*Exercise instructions*. What lines of the data include the string "this"? Copy them all.

┌─ Rows

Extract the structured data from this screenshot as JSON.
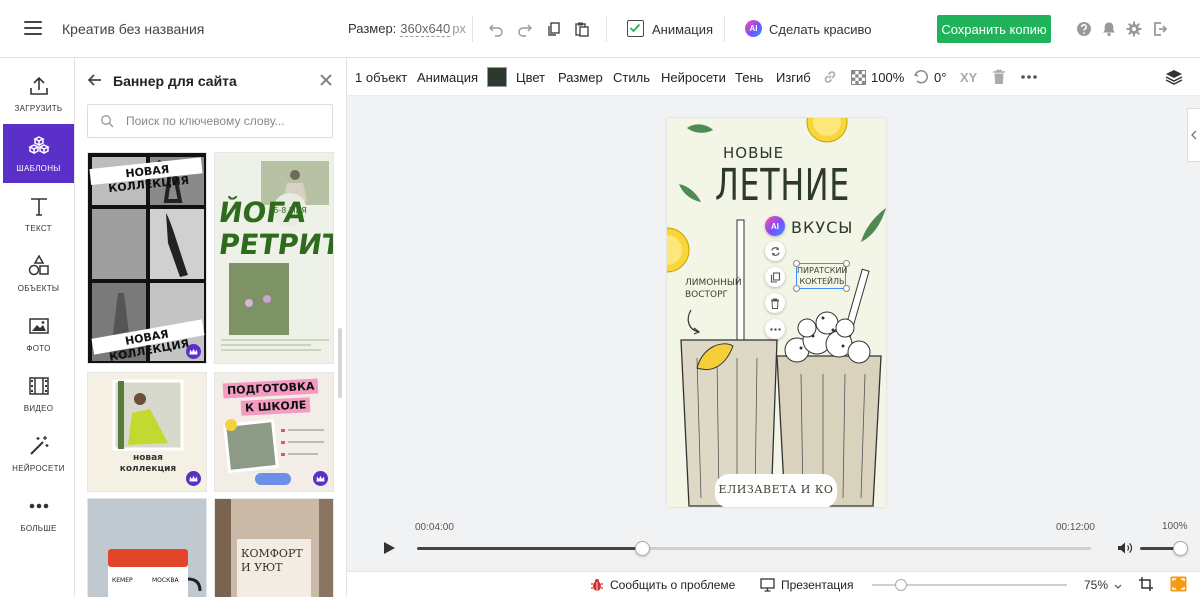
{
  "header": {
    "document_title": "Креатив без названия",
    "size_label": "Размер:",
    "size_value": "360x640",
    "size_unit": "px",
    "animation_label": "Анимация",
    "ai_badge": "AI",
    "beautify_label": "Сделать красиво",
    "save_copy_label": "Сохранить копию"
  },
  "leftnav": {
    "items": [
      {
        "label": "ЗАГРУЗИТЬ",
        "icon": "upload-icon"
      },
      {
        "label": "ШАБЛОНЫ",
        "icon": "templates-icon"
      },
      {
        "label": "ТЕКСТ",
        "icon": "text-icon"
      },
      {
        "label": "ОБЪЕКТЫ",
        "icon": "shapes-icon"
      },
      {
        "label": "ФОТО",
        "icon": "photo-icon"
      },
      {
        "label": "ВИДЕО",
        "icon": "video-icon"
      },
      {
        "label": "НЕЙРОСЕТИ",
        "icon": "magic-wand-icon"
      },
      {
        "label": "БОЛЬШЕ",
        "icon": "more-dots-icon"
      }
    ],
    "active_index": 1
  },
  "panel": {
    "title": "Баннер для сайта",
    "search_placeholder": "Поиск по ключевому слову...",
    "templates": {
      "t1_title_top": "НОВАЯ КОЛЛЕКЦИЯ",
      "t1_title_bottom": "НОВАЯ КОЛЛЕКЦИЯ",
      "t2_title_line1": "ЙОГА",
      "t2_title_line2": "РЕТРИТ",
      "t2_date": "6-8 МАЯ",
      "t3_title_line1": "новая",
      "t3_title_line2": "коллекция",
      "t4_title_line1": "ПОДГОТОВКА",
      "t4_title_line2": "К ШКОЛЕ",
      "t6_title_line1": "КОМФОРТ",
      "t6_title_line2": "И УЮТ",
      "t5_label_from": "КЕМЕР",
      "t5_label_to": "МОСКВА"
    }
  },
  "toolbar": {
    "object_count": "1 объект",
    "animation": "Анимация",
    "color_value": "#2b3a2c",
    "color_label": "Цвет",
    "size": "Размер",
    "style": "Стиль",
    "neural": "Нейросети",
    "shadow": "Тень",
    "curve": "Изгиб",
    "opacity": "100%",
    "rotation": "0°",
    "xy": "XY"
  },
  "artboard": {
    "title_line1": "НОВЫЕ",
    "title_line2": "ЛЕТНИЕ",
    "title_line3": "ВКУСЫ",
    "left_caption_line1": "ЛИМОННЫЙ",
    "left_caption_line2": "ВОСТОРГ",
    "selected_text_line1": "ПИРАТСКИЙ",
    "selected_text_line2": "КОКТЕЙЛЬ",
    "footer": "ЕЛИЗАВЕТА И КО",
    "ai_badge": "AI"
  },
  "timeline": {
    "current_time": "00:04:00",
    "total_time": "00:12:00",
    "volume": "100%",
    "progress": 0.3333,
    "volume_level": 1.0
  },
  "statusbar": {
    "report_problem": "Сообщить о проблеме",
    "presentation": "Презентация",
    "zoom_value": "75%",
    "zoom_level": 0.15
  }
}
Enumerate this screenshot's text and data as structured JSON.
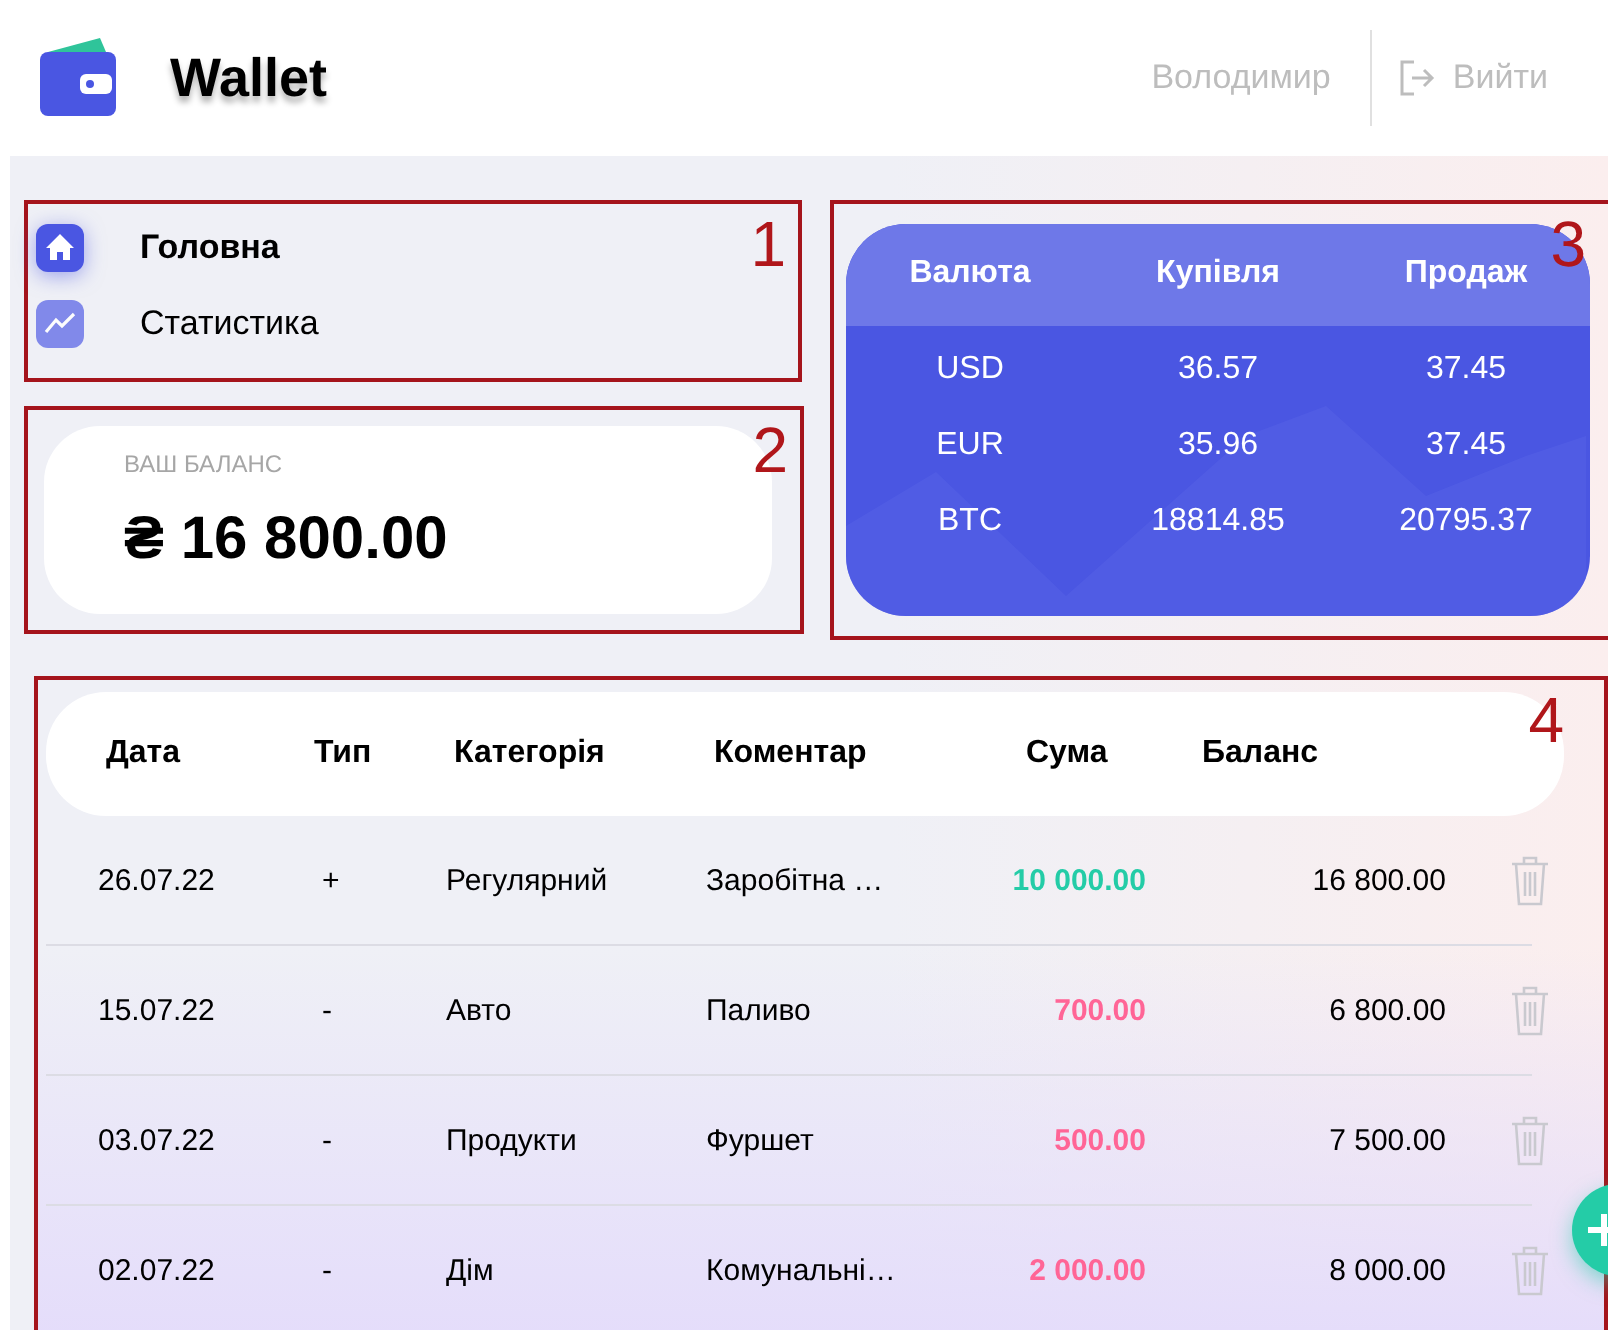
{
  "header": {
    "logo_text": "Wallet",
    "user_name": "Володимир",
    "logout_label": "Вийти"
  },
  "annotations": [
    "1",
    "2",
    "3",
    "4"
  ],
  "nav": [
    {
      "label": "Головна",
      "selected": true
    },
    {
      "label": "Статистика",
      "selected": false
    }
  ],
  "balance": {
    "label": "ВАШ БАЛАНС",
    "amount": "₴ 16 800.00"
  },
  "currency": {
    "columns": [
      "Валюта",
      "Купівля",
      "Продаж"
    ],
    "rows": [
      [
        "USD",
        "36.57",
        "37.45"
      ],
      [
        "EUR",
        "35.96",
        "37.45"
      ],
      [
        "BTC",
        "18814.85",
        "20795.37"
      ]
    ]
  },
  "table": {
    "columns": [
      "Дата",
      "Тип",
      "Категорія",
      "Коментар",
      "Сума",
      "Баланс"
    ],
    "rows": [
      {
        "date": "26.07.22",
        "type": "+",
        "category": "Регулярний",
        "comment": "Заробітна …",
        "sum": "10 000.00",
        "kind": "income",
        "balance": "16 800.00"
      },
      {
        "date": "15.07.22",
        "type": "-",
        "category": "Авто",
        "comment": "Паливо",
        "sum": "700.00",
        "kind": "expense",
        "balance": "6 800.00"
      },
      {
        "date": "03.07.22",
        "type": "-",
        "category": "Продукти",
        "comment": "Фуршет",
        "sum": "500.00",
        "kind": "expense",
        "balance": "7 500.00"
      },
      {
        "date": "02.07.22",
        "type": "-",
        "category": "Дім",
        "comment": "Комунальні…",
        "sum": "2 000.00",
        "kind": "expense",
        "balance": "8 000.00"
      }
    ]
  }
}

└─

*Exercise result*.
Extract the structured data from this screenshot as JSON.
Enumerate this screenshot's text and data as structured JSON.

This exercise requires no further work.